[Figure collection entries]
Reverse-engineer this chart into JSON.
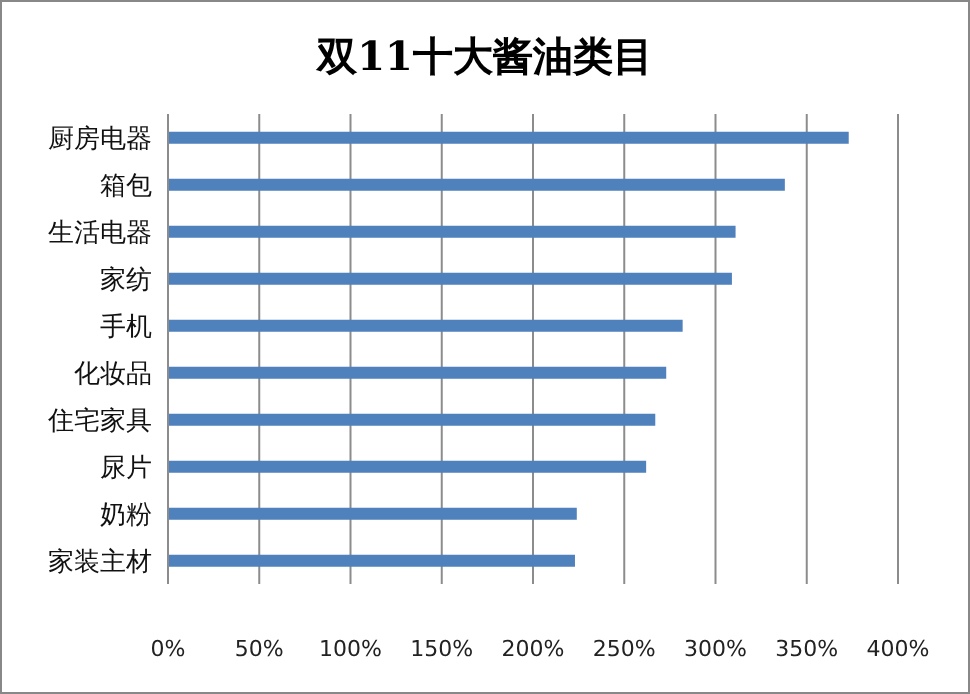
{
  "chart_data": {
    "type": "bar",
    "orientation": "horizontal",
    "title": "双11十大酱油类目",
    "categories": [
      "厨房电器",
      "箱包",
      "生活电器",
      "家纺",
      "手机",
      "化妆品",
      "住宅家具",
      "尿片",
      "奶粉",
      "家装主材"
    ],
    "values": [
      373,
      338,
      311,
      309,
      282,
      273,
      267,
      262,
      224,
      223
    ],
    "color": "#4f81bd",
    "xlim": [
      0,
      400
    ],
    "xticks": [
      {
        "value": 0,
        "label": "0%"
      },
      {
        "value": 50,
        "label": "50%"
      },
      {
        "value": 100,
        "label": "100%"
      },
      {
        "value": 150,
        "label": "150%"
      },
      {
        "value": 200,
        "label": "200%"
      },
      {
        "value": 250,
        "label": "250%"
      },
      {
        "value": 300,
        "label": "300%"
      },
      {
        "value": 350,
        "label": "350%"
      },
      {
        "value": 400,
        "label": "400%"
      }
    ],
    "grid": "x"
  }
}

> DO THIS: Which lines contain "label"? Show each of them.

> EXERCISE RESPONSE:
        "label": "0%"
        "label": "50%"
        "label": "100%"
        "label": "150%"
        "label": "200%"
        "label": "250%"
        "label": "300%"
        "label": "350%"
        "label": "400%"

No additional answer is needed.